**AIM OF THE TASK**
Repeat the material below exactly, line for line.

- - -

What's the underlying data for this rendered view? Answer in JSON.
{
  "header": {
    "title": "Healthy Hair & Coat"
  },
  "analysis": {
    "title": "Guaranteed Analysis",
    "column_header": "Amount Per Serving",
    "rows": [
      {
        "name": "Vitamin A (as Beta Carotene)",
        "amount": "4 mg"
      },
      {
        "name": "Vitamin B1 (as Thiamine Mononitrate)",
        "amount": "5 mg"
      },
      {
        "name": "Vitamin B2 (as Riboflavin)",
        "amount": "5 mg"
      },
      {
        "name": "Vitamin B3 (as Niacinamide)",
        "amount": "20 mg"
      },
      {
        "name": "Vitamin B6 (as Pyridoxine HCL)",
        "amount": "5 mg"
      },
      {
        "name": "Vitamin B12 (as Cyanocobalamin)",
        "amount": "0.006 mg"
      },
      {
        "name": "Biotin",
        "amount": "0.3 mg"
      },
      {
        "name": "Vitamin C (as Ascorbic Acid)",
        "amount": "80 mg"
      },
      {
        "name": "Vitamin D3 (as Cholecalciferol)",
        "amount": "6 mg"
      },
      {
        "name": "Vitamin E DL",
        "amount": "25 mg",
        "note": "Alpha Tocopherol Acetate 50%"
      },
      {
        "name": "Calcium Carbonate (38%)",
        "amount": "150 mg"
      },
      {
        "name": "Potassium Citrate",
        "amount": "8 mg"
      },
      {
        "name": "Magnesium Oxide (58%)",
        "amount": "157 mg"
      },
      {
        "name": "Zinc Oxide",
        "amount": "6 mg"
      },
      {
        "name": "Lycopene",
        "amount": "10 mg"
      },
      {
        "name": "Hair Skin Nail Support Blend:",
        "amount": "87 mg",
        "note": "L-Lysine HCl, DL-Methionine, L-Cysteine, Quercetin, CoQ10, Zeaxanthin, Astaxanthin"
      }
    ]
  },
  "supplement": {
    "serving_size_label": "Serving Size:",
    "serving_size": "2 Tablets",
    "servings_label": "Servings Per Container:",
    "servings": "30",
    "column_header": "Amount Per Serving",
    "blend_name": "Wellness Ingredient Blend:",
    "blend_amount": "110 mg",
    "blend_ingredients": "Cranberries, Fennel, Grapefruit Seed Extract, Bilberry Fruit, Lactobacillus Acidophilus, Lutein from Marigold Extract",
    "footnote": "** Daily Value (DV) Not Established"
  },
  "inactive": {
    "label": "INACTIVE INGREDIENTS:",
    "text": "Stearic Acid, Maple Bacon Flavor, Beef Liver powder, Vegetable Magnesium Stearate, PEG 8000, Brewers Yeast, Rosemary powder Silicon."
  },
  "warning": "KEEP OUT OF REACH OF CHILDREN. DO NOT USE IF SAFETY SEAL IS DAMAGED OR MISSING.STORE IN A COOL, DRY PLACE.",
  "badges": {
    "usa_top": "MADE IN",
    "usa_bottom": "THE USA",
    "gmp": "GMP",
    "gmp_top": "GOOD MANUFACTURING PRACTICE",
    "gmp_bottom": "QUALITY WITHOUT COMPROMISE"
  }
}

- - -

**SOLVED PROBLEM**
What's the underlying data for this rendered view? Answer in JSON.
{
  "header": {
    "title": "Healthy Hair & Coat"
  },
  "analysis": {
    "title": "Guaranteed Analysis",
    "column_header": "Amount Per Serving",
    "rows": [
      {
        "name": "Vitamin A (as Beta Carotene)",
        "amount": "4 mg"
      },
      {
        "name": "Vitamin B1 (as Thiamine Mononitrate)",
        "amount": "5 mg"
      },
      {
        "name": "Vitamin B2 (as Riboflavin)",
        "amount": "5 mg"
      },
      {
        "name": "Vitamin B3 (as Niacinamide)",
        "amount": "20 mg"
      },
      {
        "name": "Vitamin B6 (as Pyridoxine HCL)",
        "amount": "5 mg"
      },
      {
        "name": "Vitamin B12 (as Cyanocobalamin)",
        "amount": "0.006 mg"
      },
      {
        "name": "Biotin",
        "amount": "0.3 mg"
      },
      {
        "name": "Vitamin C (as Ascorbic Acid)",
        "amount": "80 mg"
      },
      {
        "name": "Vitamin D3 (as Cholecalciferol)",
        "amount": "6 mg"
      },
      {
        "name": "Vitamin E DL",
        "amount": "25 mg",
        "note": "Alpha Tocopherol Acetate 50%"
      },
      {
        "name": "Calcium Carbonate (38%)",
        "amount": "150 mg"
      },
      {
        "name": "Potassium Citrate",
        "amount": "8 mg"
      },
      {
        "name": "Magnesium Oxide (58%)",
        "amount": "157 mg"
      },
      {
        "name": "Zinc Oxide",
        "amount": "6 mg"
      },
      {
        "name": "Lycopene",
        "amount": "10 mg"
      },
      {
        "name": "Hair Skin Nail Support Blend:",
        "amount": "87 mg",
        "note": "L-Lysine HCl, DL-Methionine, L-Cysteine, Quercetin, CoQ10, Zeaxanthin, Astaxanthin"
      }
    ]
  },
  "supplement": {
    "serving_size_label": "Serving Size:",
    "serving_size": "2 Tablets",
    "servings_label": "Servings Per Container:",
    "servings": "30",
    "column_header": "Amount Per Serving",
    "blend_name": "Wellness Ingredient Blend:",
    "blend_amount": "110 mg",
    "blend_ingredients": "Cranberries, Fennel, Grapefruit Seed Extract, Bilberry Fruit, Lactobacillus Acidophilus, Lutein from Marigold Extract",
    "footnote": "** Daily Value (DV) Not Established"
  },
  "inactive": {
    "label": "INACTIVE INGREDIENTS:",
    "text": "Stearic Acid, Maple Bacon Flavor, Beef Liver powder, Vegetable Magnesium Stearate, PEG 8000, Brewers Yeast, Rosemary powder Silicon."
  },
  "warning": "KEEP OUT OF REACH OF CHILDREN. DO NOT USE IF SAFETY SEAL IS DAMAGED OR MISSING.STORE IN A COOL, DRY PLACE.",
  "badges": {
    "usa_top": "MADE IN",
    "usa_bottom": "THE USA",
    "gmp": "GMP",
    "gmp_top": "GOOD MANUFACTURING PRACTICE",
    "gmp_bottom": "QUALITY WITHOUT COMPROMISE"
  }
}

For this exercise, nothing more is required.